* The exercise:
In the records that follow, show each line where the word "Model" is present.

[Dataset entries]
------------------------------
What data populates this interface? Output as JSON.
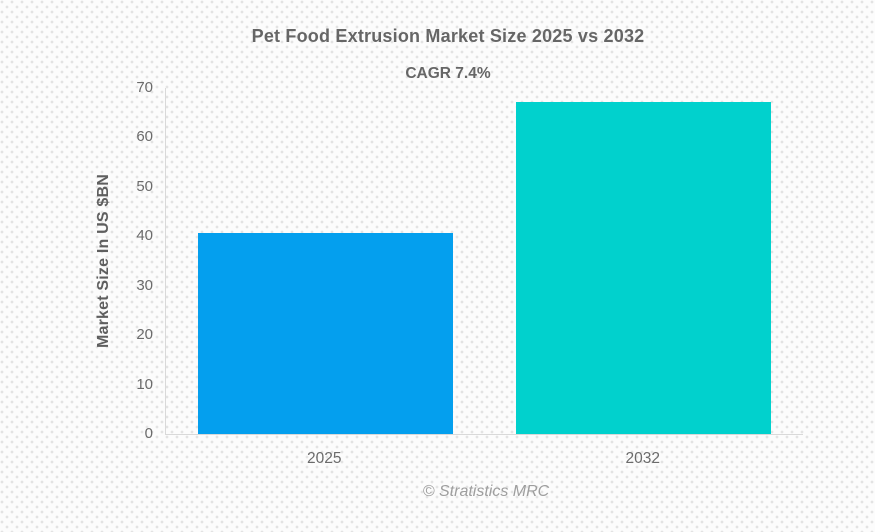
{
  "chart_data": {
    "type": "bar",
    "title": "Pet Food Extrusion Market Size 2025 vs 2032",
    "subtitle": "CAGR 7.4%",
    "categories": [
      "2025",
      "2032"
    ],
    "values": [
      40.7,
      67.1
    ],
    "bar_colors": [
      "#049FEE",
      "#01D1CD"
    ],
    "xlabel": "",
    "ylabel": "Market Size In US $BN",
    "ylim": [
      0,
      70
    ],
    "yticks": [
      0,
      10,
      20,
      30,
      40,
      50,
      60,
      70
    ],
    "grid": false,
    "legend_position": "none"
  },
  "footer": {
    "credit": "© Stratistics MRC"
  },
  "colors": {
    "title_text": "#666666",
    "axis_text": "#6b6b6b",
    "axis_line": "#d9d9d9",
    "footer_text": "#9e9e9e",
    "background": "#fcfcfc",
    "background_dot": "#e3e3e3",
    "bar_2025": "#049FEE",
    "bar_2032": "#01D1CD"
  }
}
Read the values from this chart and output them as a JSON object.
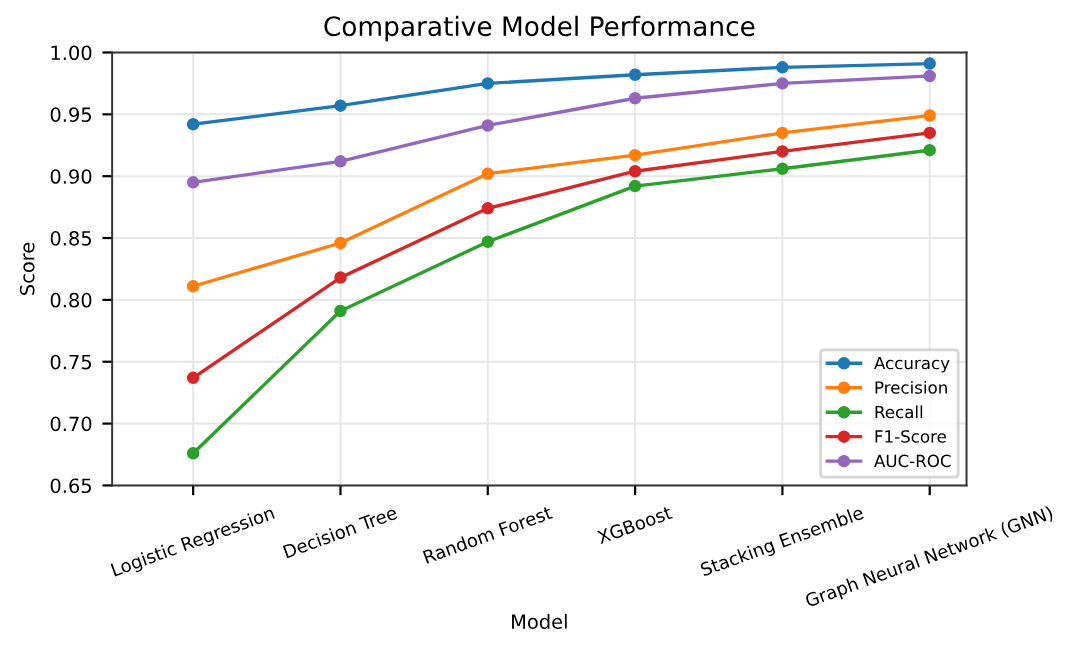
{
  "chart_data": {
    "type": "line",
    "title": "Comparative Model Performance",
    "xlabel": "Model",
    "ylabel": "Score",
    "categories": [
      "Logistic Regression",
      "Decision Tree",
      "Random Forest",
      "XGBoost",
      "Stacking Ensemble",
      "Graph Neural Network (GNN)"
    ],
    "series": [
      {
        "name": "Accuracy",
        "color": "#1f77b4",
        "values": [
          0.942,
          0.957,
          0.975,
          0.982,
          0.988,
          0.991
        ]
      },
      {
        "name": "Precision",
        "color": "#ff7f0e",
        "values": [
          0.811,
          0.846,
          0.902,
          0.917,
          0.935,
          0.949
        ]
      },
      {
        "name": "Recall",
        "color": "#2ca02c",
        "values": [
          0.676,
          0.791,
          0.847,
          0.892,
          0.906,
          0.921
        ]
      },
      {
        "name": "F1-Score",
        "color": "#d62728",
        "values": [
          0.737,
          0.818,
          0.874,
          0.904,
          0.92,
          0.935
        ]
      },
      {
        "name": "AUC-ROC",
        "color": "#9467bd",
        "values": [
          0.895,
          0.912,
          0.941,
          0.963,
          0.975,
          0.981
        ]
      }
    ],
    "ylim": [
      0.65,
      1.0
    ],
    "yticks": [
      {
        "value": 0.65,
        "label": "0.65"
      },
      {
        "value": 0.7,
        "label": "0.70"
      },
      {
        "value": 0.75,
        "label": "0.75"
      },
      {
        "value": 0.8,
        "label": "0.80"
      },
      {
        "value": 0.85,
        "label": "0.85"
      },
      {
        "value": 0.9,
        "label": "0.90"
      },
      {
        "value": 0.95,
        "label": "0.95"
      },
      {
        "value": 1.0,
        "label": "1.00"
      }
    ],
    "grid": true,
    "legend": "bottom right",
    "marker": "circle",
    "line_style": "solid"
  }
}
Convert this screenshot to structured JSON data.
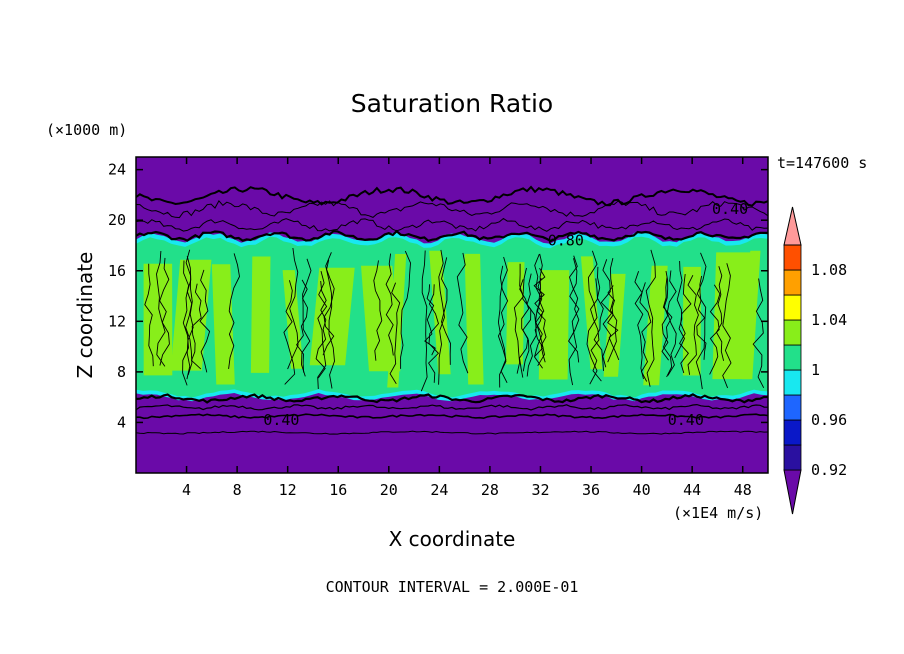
{
  "chart_data": {
    "type": "heatmap",
    "title": "Saturation Ratio",
    "xlabel": "X coordinate",
    "ylabel": "Z coordinate",
    "x_unit": "(×1E4 m/s)",
    "y_unit": "(×1000 m)",
    "time_label": "t=147600 s",
    "footer": "CONTOUR INTERVAL = 2.000E-01",
    "xlim": [
      0,
      50
    ],
    "ylim": [
      0,
      25
    ],
    "x_ticks": [
      4,
      8,
      12,
      16,
      20,
      24,
      28,
      32,
      36,
      40,
      44,
      48
    ],
    "y_ticks": [
      4,
      8,
      12,
      16,
      20,
      24
    ],
    "x_tick_labels": [
      "4",
      "8",
      "12",
      "16",
      "20",
      "24",
      "28",
      "32",
      "36",
      "40",
      "44",
      "48"
    ],
    "y_tick_labels": [
      "4",
      "8",
      "12",
      "16",
      "20",
      "24"
    ],
    "contour_labels": [
      {
        "text": "0.40",
        "x": 47.0,
        "y": 20.9
      },
      {
        "text": "0.80",
        "x": 34.0,
        "y": 18.4
      },
      {
        "text": "0.40",
        "x": 11.5,
        "y": 4.2
      },
      {
        "text": "0.40",
        "x": 43.5,
        "y": 4.2
      }
    ],
    "colorbar": {
      "levels": [
        0.92,
        0.94,
        0.96,
        0.98,
        1.0,
        1.02,
        1.04,
        1.06,
        1.08,
        1.1
      ],
      "colors": [
        "#6a0aa8",
        "#2a10a0",
        "#0a18c8",
        "#1e66ff",
        "#18e8f0",
        "#22e08a",
        "#88ee1a",
        "#ffff00",
        "#ffa000",
        "#ff5000",
        "#ff1818",
        "#ff9a9a"
      ],
      "tick_labels": [
        "0.92",
        "0.96",
        "1",
        "1.04",
        "1.08"
      ],
      "tick_values": [
        0.92,
        0.96,
        1.0,
        1.04,
        1.08
      ],
      "extend": "both"
    },
    "grid": false,
    "legend": "right colorbar"
  }
}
------------------------------
* The completed task:
    "title": "Comparative Model Performance",
    "xlabel": "Model",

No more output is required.